== Extrait du texte ==

Les élections sont donc un puissant outil de défense de l’ordre établi et de stabilisation de la société bourgeoise parce qu’elles font croire aux exploités que pour défendre leurs intérêts, pour résister au capitalisme, il existe une autre voie que la lutte collective et directe.

C’est précisément la raison pour laquelle les impérialistes poussent les Etats fragiles et instables à installer des mécanismes démocratiques, à organiser des consultations électorales servant de soupapes de sécurité pour faire retomber les pressions sociales et politiques internes.

Mais pour que la démocratie puisse pleinement jouer son rôle de conservation sociale, les mécanismes formels sont insuffisants; il faut surtout qu’elle ait une certaine crédibilité concrète. Le capitalisme national doit être suffisamment riche pour concéder quelques miettes à l’issue de changements politiques, accepter quelques réformes, tolérer même quelques limitations à l’exploitation et laisser s’exprimer dans une certaine mesure les manifestations de mécontentement – dans le but de maintenir l’essentiel: le consensus autour du statu quo, autrement dit la paralysie du prolétariat qui assure la paix sociale nécessaire au fonctionnement régulier de ce mode de production.

Dans les pays les plus pauvres où le capitalisme ne peut se développer que par une exploitation féroce, il n’existe guère les moyens d’assurer une base matérielle au système démocratique; la démocratie y est par conséquent chétive et étriquée, elle n’arrive pas à amortir ou à dissimuler les rapports de force fondamentaux du capitalisme et la répression brutale y est souvent la règle.

===
== Extrait de données ==

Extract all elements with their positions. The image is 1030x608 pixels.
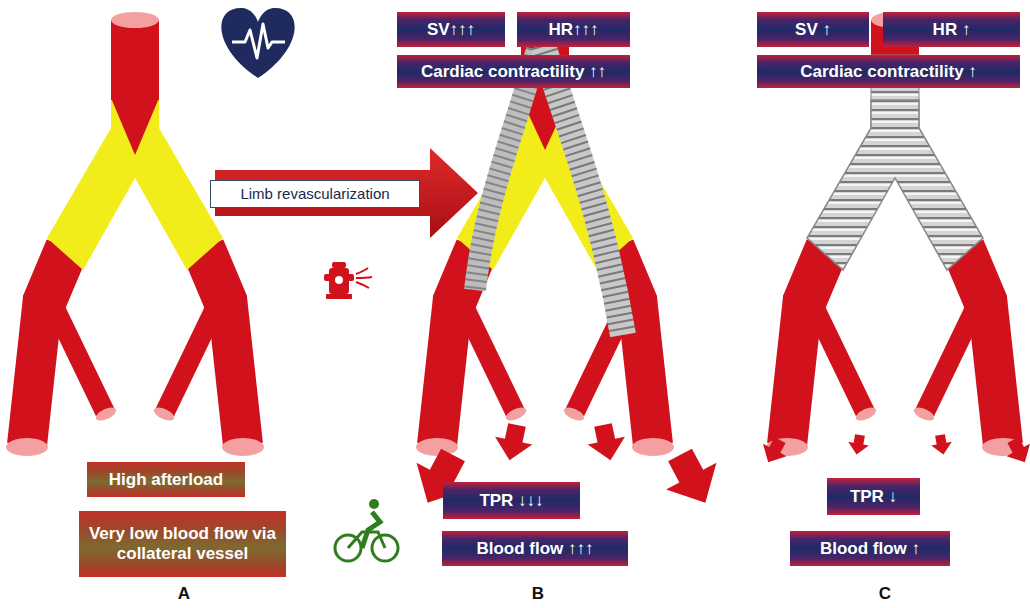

===

_Travail demandé_
a – Résumez en deux phrases le texte sur les élections et la démocratie.
b – Dans le texte sur les élections et la démocratie, à quoi servent les consultations électorales que les impérialistes poussent les États fragiles à organiser ?
c – Poursuivez le texte sur les élections et la démocratie à partir de sa dernière phrase.

_Réponses dans l'ordre_
a – Les élections stabilisent la société bourgeoise en faisant croire aux exploités qu'il existe une autre voie que la lutte collective et directe, et c'est pour cela que les impérialistes poussent les États fragiles à organiser des élections. Pour jouer ce rôle, la démocratie doit être crédible, ce qui demande un capitalisme assez riche pour faire quelques concessions, alors que dans les pays les plus pauvres elle reste chétive et la répression brutale y est souvent la règle.

b – Elles servent de soupapes de sécurité pour faire retomber les pressions sociales et politiques internes.

c –
Mais même dans les pays les plus riches, les crises économiques successives entraînant la baisse des taux de profit poussent inexorablement aux contre-réformes qui remettent en cause les anciens avantages, les mesures sociales, les «amortisseurs sociaux», etc., qui accentuent l’exploitation capitaliste et renforcent la pression sociale. La base matérielle de la démocratie s’affaiblit parallèlement; une conséquence est un phénomène constaté depuis des années et qui inquiète les bourgeois: non seulement les prolétaires sont de plus en plus nombreux à se détourner du mécanisme électoral mais les partis réformistes, démocratiques et électoralistes jusqu’au bout des ongles qui en sont l’un des piliers, ne cessent de perdre leur influence sur eux.

Cela ne signifie pas que l’idéologie et la praxis démocratiques soient mortes ou même sérieusement affaiblies; mais cela signifie, comme nous l’avons souvent répété, que les liens qui entravent depuis des décennies le prolétariat s’affaiblissent, facilitant potentiellement la survenue d’explosions sociales et un renouveau des luttes.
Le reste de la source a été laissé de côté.